§ **Goal**: Go through the data and copy every line exactly, but not the images.

[Data records]
::::

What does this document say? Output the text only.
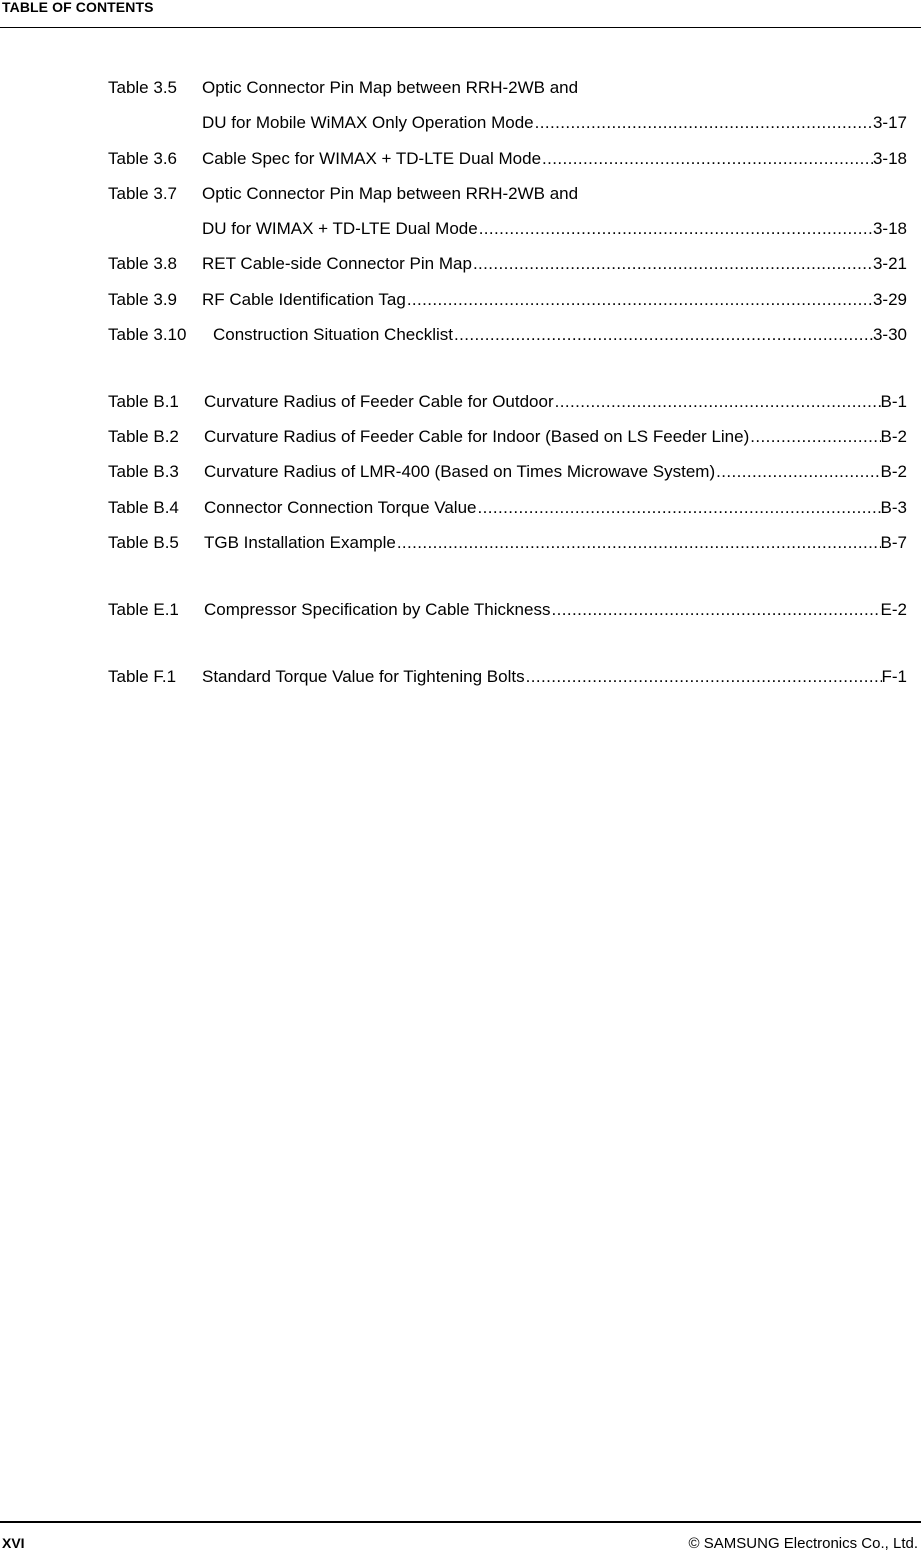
TABLE OF CONTENTS
Table 3.5	Optic Connector Pin Map between RRH-2WB and
DU for Mobile WiMAX Only Operation Mode .....	3-17
Table 3.6	Cable Spec for WIMAX + TD-LTE Dual Mode .....	3-18
Table 3.7	Optic Connector Pin Map between RRH-2WB and
DU for WIMAX + TD-LTE Dual Mode .....	3-18
Table 3.8	RET Cable-side Connector Pin Map .....	3-21
Table 3.9	RF Cable Identification Tag .....	3-29
Table 3.10	Construction Situation Checklist .....	3-30
Table B.1	Curvature Radius of Feeder Cable for Outdoor .....	B-1
Table B.2	Curvature Radius of Feeder Cable for Indoor (Based on LS Feeder Line) .....	B-2
Table B.3	Curvature Radius of LMR-400 (Based on Times Microwave System) .....	B-2
Table B.4	Connector Connection Torque Value .....	B-3
Table B.5	TGB Installation Example .....	B-7
Table E.1	Compressor Specification by Cable Thickness .....	E-2
Table F.1	Standard Torque Value for Tightening Bolts .....	F-1
XVI	© SAMSUNG Electronics Co., Ltd.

::::

§ **Solution to this problem**:
What does this document say? Output the text only.
TABLE OF CONTENTS
Table 3.5	Optic Connector Pin Map between RRH-2WB and
DU for Mobile WiMAX Only Operation Mode .....	3-17
Table 3.6	Cable Spec for WIMAX + TD-LTE Dual Mode .....	3-18
Table 3.7	Optic Connector Pin Map between RRH-2WB and
DU for WIMAX + TD-LTE Dual Mode .....	3-18
Table 3.8	RET Cable-side Connector Pin Map .....	3-21
Table 3.9	RF Cable Identification Tag .....	3-29
Table 3.10	Construction Situation Checklist .....	3-30
Table B.1	Curvature Radius of Feeder Cable for Outdoor .....	B-1
Table B.2	Curvature Radius of Feeder Cable for Indoor (Based on LS Feeder Line) .....	B-2
Table B.3	Curvature Radius of LMR-400 (Based on Times Microwave System) .....	B-2
Table B.4	Connector Connection Torque Value .....	B-3
Table B.5	TGB Installation Example .....	B-7
Table E.1	Compressor Specification by Cable Thickness .....	E-2
Table F.1	Standard Torque Value for Tightening Bolts .....	F-1
XVI	© SAMSUNG Electronics Co., Ltd.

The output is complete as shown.